RECORDS SHOWN |
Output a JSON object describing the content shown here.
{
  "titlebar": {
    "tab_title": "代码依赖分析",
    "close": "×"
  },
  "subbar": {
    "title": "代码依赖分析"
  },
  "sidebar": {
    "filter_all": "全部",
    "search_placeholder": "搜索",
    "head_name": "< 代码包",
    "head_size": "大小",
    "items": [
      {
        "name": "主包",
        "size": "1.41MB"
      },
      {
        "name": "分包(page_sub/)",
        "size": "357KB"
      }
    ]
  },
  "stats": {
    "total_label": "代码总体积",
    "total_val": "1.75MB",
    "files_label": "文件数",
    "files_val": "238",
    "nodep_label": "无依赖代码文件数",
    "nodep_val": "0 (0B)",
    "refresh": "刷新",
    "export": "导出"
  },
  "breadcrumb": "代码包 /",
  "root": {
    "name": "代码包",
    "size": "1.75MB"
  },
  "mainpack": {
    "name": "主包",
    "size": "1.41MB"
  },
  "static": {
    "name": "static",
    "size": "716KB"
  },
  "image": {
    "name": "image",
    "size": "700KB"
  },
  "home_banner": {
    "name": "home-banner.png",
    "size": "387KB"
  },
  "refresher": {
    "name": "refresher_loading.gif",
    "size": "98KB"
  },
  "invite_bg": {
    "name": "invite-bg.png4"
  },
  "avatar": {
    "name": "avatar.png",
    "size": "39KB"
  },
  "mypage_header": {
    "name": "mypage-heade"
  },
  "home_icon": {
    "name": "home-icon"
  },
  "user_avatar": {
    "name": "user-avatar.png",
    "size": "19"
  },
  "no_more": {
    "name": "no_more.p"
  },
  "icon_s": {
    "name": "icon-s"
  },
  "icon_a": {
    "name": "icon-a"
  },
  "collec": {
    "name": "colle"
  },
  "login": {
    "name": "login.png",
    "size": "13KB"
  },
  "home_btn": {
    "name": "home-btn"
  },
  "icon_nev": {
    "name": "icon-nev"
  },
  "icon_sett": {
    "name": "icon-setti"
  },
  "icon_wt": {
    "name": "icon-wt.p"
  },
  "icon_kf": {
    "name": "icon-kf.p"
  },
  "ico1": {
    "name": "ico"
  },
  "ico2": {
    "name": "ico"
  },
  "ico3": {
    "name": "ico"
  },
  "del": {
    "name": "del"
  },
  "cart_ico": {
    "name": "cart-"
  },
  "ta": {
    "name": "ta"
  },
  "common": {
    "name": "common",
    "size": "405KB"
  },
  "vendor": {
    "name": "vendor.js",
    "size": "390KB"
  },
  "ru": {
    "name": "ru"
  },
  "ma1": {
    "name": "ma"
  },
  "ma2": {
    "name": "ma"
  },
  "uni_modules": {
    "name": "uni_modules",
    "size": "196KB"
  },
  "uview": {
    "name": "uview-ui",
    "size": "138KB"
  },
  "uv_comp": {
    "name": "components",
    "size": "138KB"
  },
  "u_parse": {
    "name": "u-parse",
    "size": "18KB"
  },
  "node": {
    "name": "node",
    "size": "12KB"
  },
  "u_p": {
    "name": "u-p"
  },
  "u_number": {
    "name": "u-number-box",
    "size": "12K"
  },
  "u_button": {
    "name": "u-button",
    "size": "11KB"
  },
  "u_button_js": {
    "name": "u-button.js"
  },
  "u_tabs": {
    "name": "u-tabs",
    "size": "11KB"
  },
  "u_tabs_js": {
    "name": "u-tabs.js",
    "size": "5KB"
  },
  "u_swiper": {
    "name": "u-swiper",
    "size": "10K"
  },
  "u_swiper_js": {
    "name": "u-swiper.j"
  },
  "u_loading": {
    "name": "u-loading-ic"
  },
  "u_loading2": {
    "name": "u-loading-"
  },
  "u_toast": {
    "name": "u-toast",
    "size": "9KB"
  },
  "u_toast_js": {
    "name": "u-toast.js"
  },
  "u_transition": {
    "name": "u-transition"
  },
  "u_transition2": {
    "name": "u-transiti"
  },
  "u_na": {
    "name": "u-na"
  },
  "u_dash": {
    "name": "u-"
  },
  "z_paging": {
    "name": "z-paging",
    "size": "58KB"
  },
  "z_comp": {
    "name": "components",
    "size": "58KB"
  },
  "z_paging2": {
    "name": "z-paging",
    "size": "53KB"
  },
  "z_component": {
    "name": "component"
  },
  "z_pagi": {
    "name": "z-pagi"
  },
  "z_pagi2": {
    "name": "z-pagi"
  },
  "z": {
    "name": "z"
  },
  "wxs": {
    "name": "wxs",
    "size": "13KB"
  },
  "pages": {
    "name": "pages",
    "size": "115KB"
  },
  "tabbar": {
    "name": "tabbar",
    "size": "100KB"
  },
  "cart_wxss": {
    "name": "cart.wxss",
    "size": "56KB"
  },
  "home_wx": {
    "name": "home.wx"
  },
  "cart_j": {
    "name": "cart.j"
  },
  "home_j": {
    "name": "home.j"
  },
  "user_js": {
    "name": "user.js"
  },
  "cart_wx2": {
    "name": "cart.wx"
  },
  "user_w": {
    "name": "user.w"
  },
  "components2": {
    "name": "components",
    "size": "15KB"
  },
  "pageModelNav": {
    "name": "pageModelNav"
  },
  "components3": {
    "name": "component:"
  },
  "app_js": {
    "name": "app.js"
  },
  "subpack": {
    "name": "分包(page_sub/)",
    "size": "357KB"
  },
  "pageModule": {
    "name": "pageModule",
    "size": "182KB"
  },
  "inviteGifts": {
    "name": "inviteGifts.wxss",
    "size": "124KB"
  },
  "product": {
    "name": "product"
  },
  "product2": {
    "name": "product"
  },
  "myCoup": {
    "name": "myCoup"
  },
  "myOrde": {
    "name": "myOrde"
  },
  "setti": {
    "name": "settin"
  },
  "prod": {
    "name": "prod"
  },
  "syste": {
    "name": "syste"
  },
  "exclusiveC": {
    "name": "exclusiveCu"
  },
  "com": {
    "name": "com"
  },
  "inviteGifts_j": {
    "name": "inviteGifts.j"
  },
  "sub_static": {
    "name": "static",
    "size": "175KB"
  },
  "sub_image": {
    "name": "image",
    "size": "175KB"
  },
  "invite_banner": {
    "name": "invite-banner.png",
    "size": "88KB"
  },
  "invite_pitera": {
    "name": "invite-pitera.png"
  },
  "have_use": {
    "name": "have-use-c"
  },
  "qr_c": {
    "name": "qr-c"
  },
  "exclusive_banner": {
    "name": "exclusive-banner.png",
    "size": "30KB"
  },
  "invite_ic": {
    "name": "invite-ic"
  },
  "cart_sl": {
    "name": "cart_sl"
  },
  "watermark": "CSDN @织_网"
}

--

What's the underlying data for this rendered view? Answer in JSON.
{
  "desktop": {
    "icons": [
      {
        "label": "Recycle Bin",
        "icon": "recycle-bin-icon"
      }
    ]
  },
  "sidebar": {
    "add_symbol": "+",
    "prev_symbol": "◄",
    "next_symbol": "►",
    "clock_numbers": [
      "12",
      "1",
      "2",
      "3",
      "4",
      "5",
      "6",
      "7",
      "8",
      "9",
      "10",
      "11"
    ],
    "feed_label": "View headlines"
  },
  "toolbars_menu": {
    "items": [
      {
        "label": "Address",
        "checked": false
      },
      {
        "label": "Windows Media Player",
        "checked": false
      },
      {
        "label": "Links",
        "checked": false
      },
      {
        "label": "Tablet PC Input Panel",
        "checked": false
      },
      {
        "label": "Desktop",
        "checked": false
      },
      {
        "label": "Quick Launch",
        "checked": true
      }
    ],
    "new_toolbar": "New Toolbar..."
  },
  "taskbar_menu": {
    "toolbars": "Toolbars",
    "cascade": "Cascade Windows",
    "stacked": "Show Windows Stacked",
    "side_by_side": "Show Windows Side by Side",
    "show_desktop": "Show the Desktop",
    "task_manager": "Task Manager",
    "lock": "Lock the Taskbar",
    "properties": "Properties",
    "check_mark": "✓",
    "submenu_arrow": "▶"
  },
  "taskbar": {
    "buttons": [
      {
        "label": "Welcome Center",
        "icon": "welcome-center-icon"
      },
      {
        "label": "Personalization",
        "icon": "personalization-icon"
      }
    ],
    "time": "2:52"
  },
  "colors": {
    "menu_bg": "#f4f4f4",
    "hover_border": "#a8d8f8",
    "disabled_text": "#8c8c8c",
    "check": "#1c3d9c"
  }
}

* * *

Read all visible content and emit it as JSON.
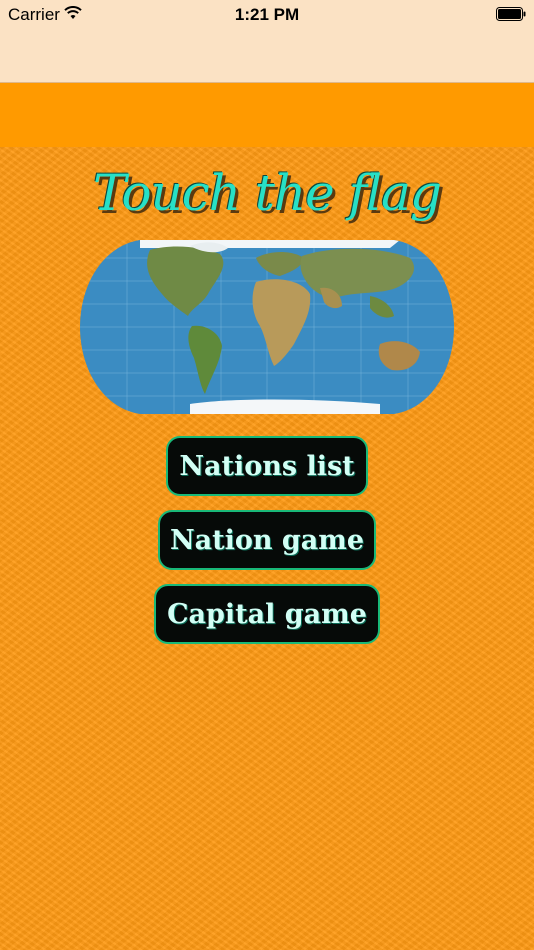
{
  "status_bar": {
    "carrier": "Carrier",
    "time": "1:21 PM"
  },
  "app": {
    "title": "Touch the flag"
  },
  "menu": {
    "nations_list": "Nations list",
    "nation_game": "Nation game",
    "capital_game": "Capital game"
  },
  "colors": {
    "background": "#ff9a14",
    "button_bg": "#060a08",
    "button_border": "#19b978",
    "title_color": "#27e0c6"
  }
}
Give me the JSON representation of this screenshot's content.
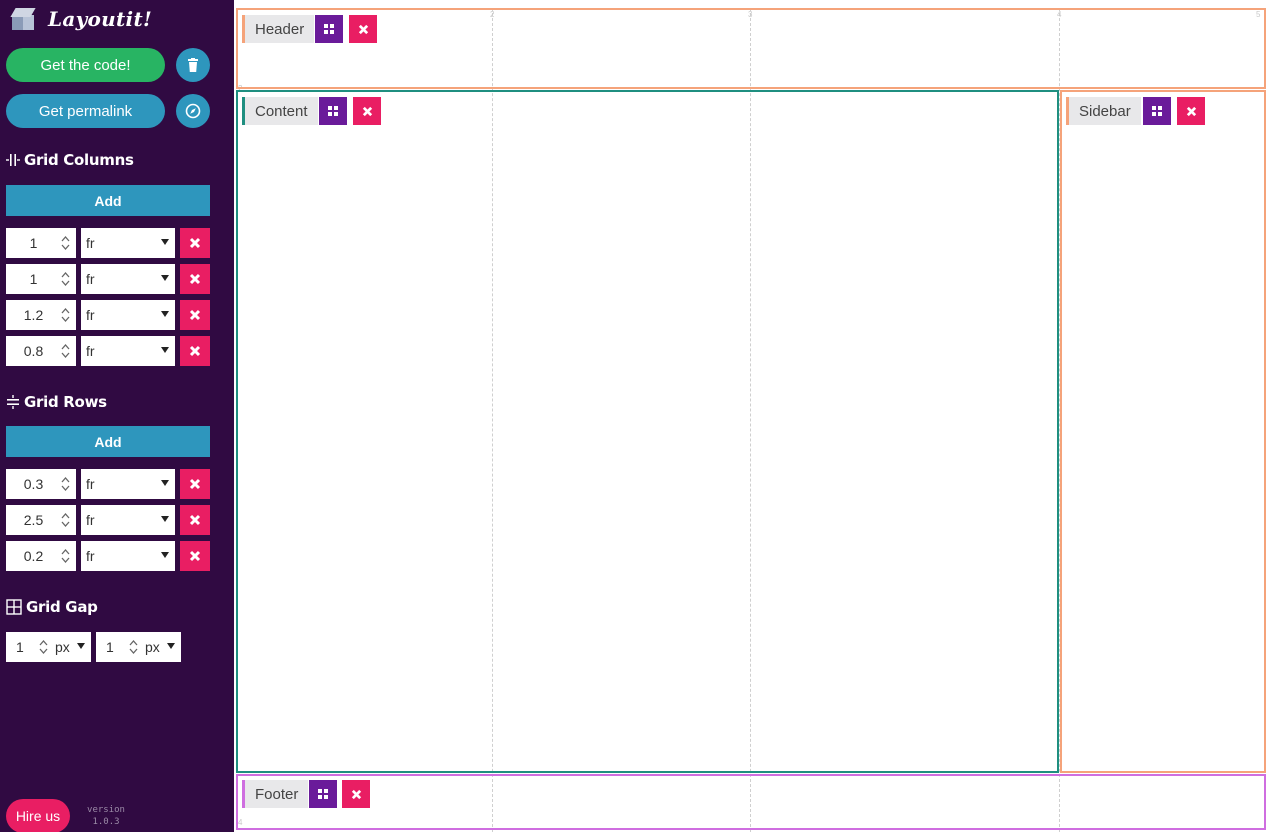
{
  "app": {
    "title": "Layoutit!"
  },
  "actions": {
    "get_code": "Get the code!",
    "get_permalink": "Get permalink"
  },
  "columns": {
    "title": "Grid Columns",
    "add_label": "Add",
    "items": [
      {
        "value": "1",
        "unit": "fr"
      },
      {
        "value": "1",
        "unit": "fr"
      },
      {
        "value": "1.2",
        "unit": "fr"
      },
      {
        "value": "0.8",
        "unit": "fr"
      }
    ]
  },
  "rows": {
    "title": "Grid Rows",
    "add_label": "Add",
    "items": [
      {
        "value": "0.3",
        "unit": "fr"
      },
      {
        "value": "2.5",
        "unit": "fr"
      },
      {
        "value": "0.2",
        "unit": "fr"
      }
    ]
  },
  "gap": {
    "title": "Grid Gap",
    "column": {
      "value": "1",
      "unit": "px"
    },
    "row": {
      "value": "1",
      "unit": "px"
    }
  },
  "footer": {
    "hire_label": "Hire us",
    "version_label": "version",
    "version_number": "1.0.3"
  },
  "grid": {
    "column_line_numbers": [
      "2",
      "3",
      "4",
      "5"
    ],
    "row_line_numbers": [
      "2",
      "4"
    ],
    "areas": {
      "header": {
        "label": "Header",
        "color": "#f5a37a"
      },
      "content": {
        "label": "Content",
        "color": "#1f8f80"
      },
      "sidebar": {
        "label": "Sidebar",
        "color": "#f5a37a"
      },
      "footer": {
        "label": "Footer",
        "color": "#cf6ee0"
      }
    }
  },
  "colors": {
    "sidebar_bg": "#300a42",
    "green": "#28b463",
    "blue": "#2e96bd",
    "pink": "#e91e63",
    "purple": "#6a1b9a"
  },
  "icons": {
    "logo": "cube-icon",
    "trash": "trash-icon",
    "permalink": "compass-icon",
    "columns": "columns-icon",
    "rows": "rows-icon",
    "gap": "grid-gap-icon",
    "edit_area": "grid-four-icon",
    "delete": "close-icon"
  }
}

GIVEN INSTRUCTION | Which lines include the word "JSON"? List them all.

OUTPUT OF THE TASK |
Output a JSON object describing the content shown here.
What's the underlying data for this rendered view? Answer in JSON.
Read all visible content and emit it as JSON.
Give me the JSON representation of this screenshot's content.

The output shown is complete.